PROBLEM DETAILS —
Select every line below containing the word "xlabel".

RECORDS FOR THE EXERCISE —

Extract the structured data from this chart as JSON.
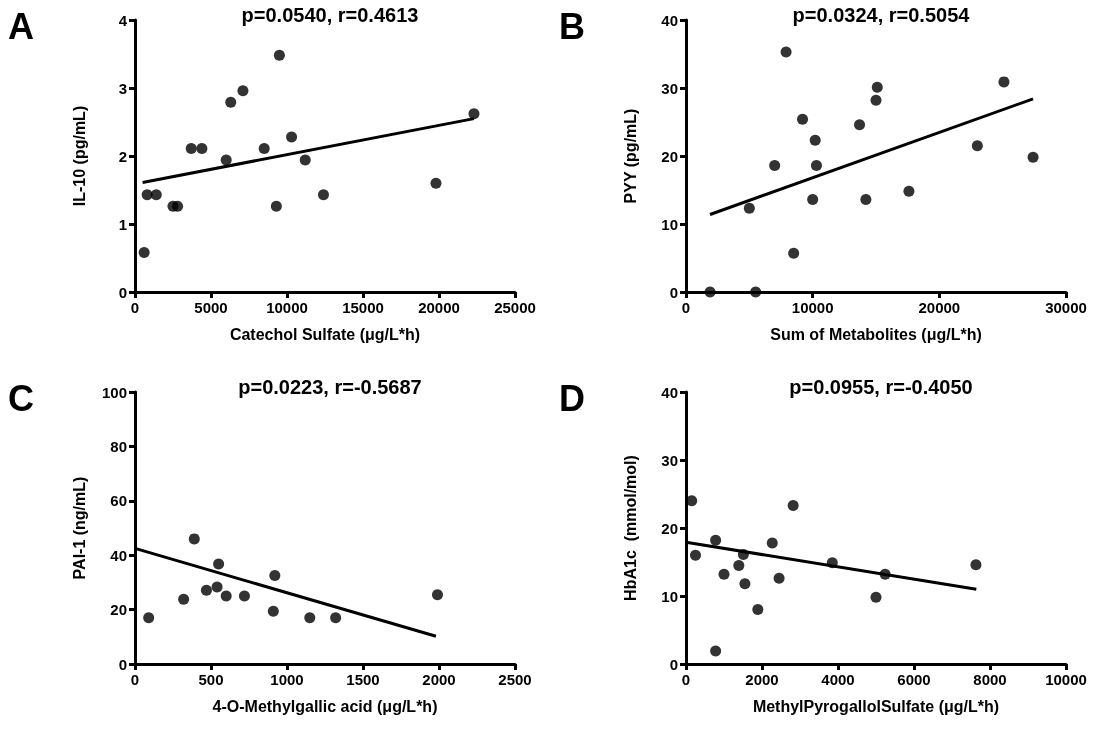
{
  "chart_data": [
    {
      "type": "scatter",
      "title": "p=0.0540, r=0.4613",
      "xlabel": "Catechol Sulfate (μg/L*h)",
      "ylabel": "IL-10 (pg/mL)",
      "annotations": [
        "A"
      ],
      "xlim": [
        0,
        25000
      ],
      "xticks": [
        0,
        5000,
        10000,
        15000,
        20000,
        25000
      ],
      "ylim": [
        0,
        4
      ],
      "yticks": [
        0,
        1,
        2,
        3,
        4
      ],
      "series": [
        {
          "color": "#000000",
          "marker": "circle",
          "x": [
            600,
            800,
            1400,
            2500,
            2800,
            3700,
            4400,
            6000,
            6300,
            7100,
            8500,
            9500,
            9300,
            10300,
            11200,
            12400,
            19800,
            22300
          ],
          "values": [
            0.58,
            1.43,
            1.43,
            1.26,
            1.26,
            2.11,
            2.11,
            1.94,
            2.79,
            2.96,
            2.11,
            3.48,
            1.26,
            2.28,
            1.94,
            1.43,
            1.6,
            2.62
          ]
        },
        {
          "type": "line",
          "color": "#000000",
          "marker": "none",
          "x": [
            500,
            22300
          ],
          "values": [
            1.61,
            2.55
          ]
        }
      ]
    },
    {
      "type": "scatter",
      "title": "p=0.0324, r=0.5054",
      "xlabel": "Sum of Metabolites (μg/L*h)",
      "ylabel": "PYY (pg/mL)",
      "annotations": [
        "B"
      ],
      "xlim": [
        0,
        30000
      ],
      "xticks": [
        0,
        10000,
        20000,
        30000
      ],
      "ylim": [
        0,
        40
      ],
      "yticks": [
        0,
        10,
        20,
        30,
        40
      ],
      "series": [
        {
          "color": "#000000",
          "marker": "circle",
          "x": [
            1900,
            5500,
            5000,
            7000,
            7900,
            8500,
            9200,
            10000,
            10200,
            10300,
            13700,
            14200,
            15000,
            15100,
            17600,
            23000,
            25100,
            27400
          ],
          "values": [
            0,
            0,
            12.3,
            18.6,
            35.3,
            5.7,
            25.4,
            13.6,
            22.3,
            18.6,
            24.6,
            13.6,
            28.2,
            30.1,
            14.8,
            21.5,
            30.9,
            19.8
          ]
        },
        {
          "type": "line",
          "color": "#000000",
          "marker": "none",
          "x": [
            1900,
            27400
          ],
          "values": [
            11.4,
            28.4
          ]
        }
      ]
    },
    {
      "type": "scatter",
      "title": "p=0.0223, r=-0.5687",
      "xlabel": "4-O-Methylgallic acid (μg/L*h)",
      "ylabel": "PAI-1 (ng/mL)",
      "annotations": [
        "C"
      ],
      "xlim": [
        0,
        2500
      ],
      "xticks": [
        0,
        500,
        1000,
        1500,
        2000,
        2500
      ],
      "ylim": [
        0,
        100
      ],
      "yticks": [
        0,
        20,
        40,
        60,
        80,
        100
      ],
      "series": [
        {
          "color": "#000000",
          "marker": "circle",
          "x": [
            90,
            320,
            390,
            470,
            540,
            550,
            600,
            720,
            910,
            920,
            1150,
            1320,
            1990
          ],
          "values": [
            17,
            23.8,
            46,
            27.1,
            28.3,
            36.8,
            25,
            25,
            19.4,
            32.5,
            17,
            17,
            25.5
          ]
        },
        {
          "type": "line",
          "color": "#000000",
          "marker": "none",
          "x": [
            0,
            1980
          ],
          "values": [
            42.5,
            10.2
          ]
        }
      ]
    },
    {
      "type": "scatter",
      "title": "p=0.0955, r=-0.4050",
      "xlabel": "MethylPyrogallolSulfate (μg/L*h)",
      "ylabel": "HbA1c  (mmol/mol)",
      "annotations": [
        "D"
      ],
      "xlim": [
        0,
        10000
      ],
      "xticks": [
        0,
        2000,
        4000,
        6000,
        8000,
        10000
      ],
      "ylim": [
        0,
        40
      ],
      "yticks": [
        0,
        10,
        20,
        30,
        40
      ],
      "series": [
        {
          "color": "#000000",
          "marker": "circle",
          "x": [
            150,
            250,
            780,
            780,
            1000,
            1390,
            1510,
            1550,
            1890,
            2270,
            2450,
            2820,
            3850,
            5000,
            5240,
            7630
          ],
          "values": [
            24,
            16,
            18.2,
            1.9,
            13.2,
            14.5,
            16.1,
            11.8,
            8,
            17.8,
            12.6,
            23.3,
            14.9,
            9.8,
            13.2,
            14.6
          ]
        },
        {
          "type": "line",
          "color": "#000000",
          "marker": "none",
          "x": [
            0,
            7640
          ],
          "values": [
            17.9,
            11
          ]
        }
      ]
    }
  ]
}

WRITTEN ANSWER —
      "xlabel": "Catechol Sulfate (μg/L*h)",
      "xlabel": "Sum of Metabolites (μg/L*h)",
      "xlabel": "4-O-Methylgallic acid (μg/L*h)",
      "xlabel": "MethylPyrogallolSulfate (μg/L*h)",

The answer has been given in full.